## Data provided

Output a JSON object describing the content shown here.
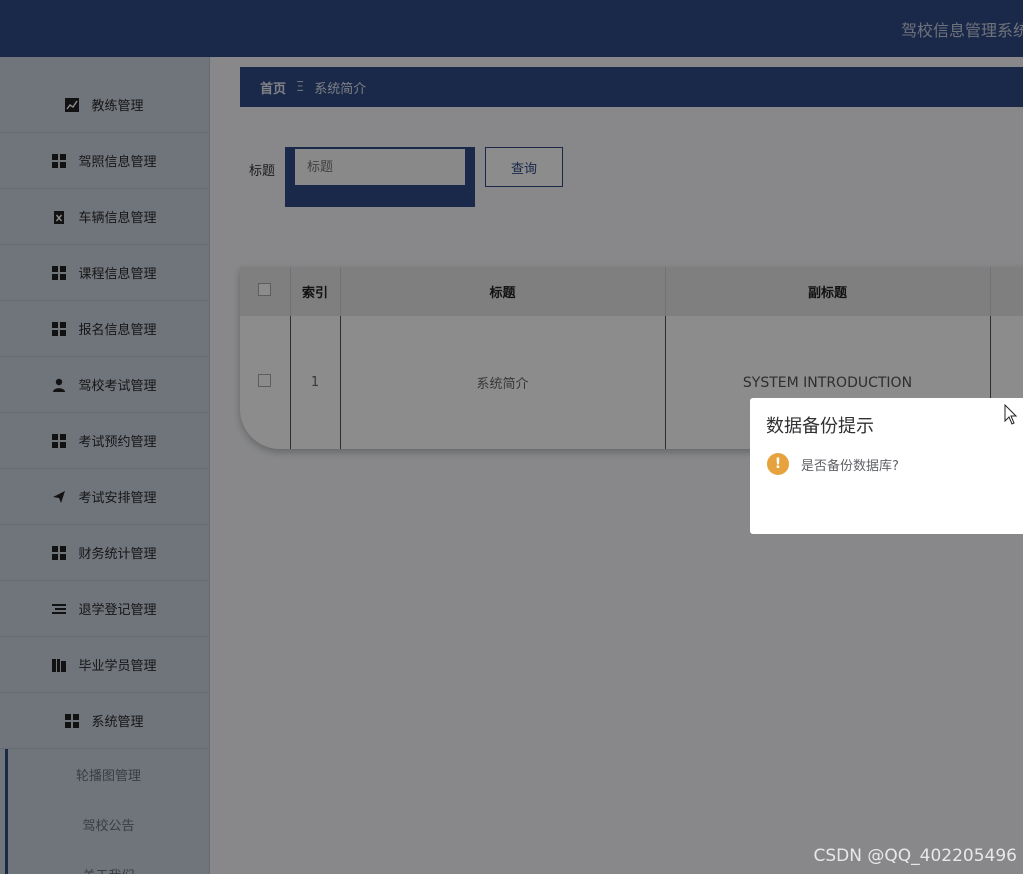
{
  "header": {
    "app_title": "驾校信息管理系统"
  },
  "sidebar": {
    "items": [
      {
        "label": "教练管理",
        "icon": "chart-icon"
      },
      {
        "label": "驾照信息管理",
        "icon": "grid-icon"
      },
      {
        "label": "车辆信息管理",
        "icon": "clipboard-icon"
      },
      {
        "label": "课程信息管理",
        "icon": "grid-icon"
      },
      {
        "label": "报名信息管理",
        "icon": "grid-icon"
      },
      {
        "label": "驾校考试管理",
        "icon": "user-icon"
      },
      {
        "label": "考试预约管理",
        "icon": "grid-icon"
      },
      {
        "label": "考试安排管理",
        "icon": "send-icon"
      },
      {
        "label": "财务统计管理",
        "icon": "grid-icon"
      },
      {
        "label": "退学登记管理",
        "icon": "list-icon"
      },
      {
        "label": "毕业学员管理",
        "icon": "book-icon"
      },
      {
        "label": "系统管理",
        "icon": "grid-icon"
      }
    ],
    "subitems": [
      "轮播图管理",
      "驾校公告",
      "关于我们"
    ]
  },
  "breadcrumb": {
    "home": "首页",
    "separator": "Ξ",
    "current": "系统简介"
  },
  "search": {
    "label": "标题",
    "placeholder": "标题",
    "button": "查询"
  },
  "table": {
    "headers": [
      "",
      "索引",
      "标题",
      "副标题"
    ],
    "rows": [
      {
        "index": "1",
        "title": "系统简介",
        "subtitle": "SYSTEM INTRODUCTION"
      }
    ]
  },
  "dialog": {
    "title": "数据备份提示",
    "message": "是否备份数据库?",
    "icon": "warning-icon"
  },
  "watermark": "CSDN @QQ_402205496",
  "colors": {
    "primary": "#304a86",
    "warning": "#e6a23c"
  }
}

--

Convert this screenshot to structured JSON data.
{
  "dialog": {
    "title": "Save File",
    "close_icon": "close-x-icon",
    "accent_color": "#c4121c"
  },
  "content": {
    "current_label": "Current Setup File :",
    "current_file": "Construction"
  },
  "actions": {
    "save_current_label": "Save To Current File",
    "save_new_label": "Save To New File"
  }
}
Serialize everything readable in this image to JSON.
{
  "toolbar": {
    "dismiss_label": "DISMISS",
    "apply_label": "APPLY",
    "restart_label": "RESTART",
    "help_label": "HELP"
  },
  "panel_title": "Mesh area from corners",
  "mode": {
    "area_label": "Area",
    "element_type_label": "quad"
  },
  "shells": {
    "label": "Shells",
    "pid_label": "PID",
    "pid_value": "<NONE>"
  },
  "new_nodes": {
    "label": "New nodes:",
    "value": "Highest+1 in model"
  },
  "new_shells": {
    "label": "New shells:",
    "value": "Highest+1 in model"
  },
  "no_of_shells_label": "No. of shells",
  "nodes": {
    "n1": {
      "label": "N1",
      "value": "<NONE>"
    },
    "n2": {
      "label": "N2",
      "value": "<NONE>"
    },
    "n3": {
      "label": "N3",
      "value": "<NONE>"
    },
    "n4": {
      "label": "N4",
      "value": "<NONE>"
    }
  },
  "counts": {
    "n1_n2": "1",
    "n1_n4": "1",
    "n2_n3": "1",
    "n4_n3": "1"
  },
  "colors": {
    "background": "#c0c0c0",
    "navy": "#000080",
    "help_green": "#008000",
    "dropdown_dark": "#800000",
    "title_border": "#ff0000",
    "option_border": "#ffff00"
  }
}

## Instructions to follow
Collect the complete line wherever the string "Save" appears in the records.

## Exercise response
    "title": "Save File",
    "save_current_label": "Save To Current File",
    "save_new_label": "Save To New File"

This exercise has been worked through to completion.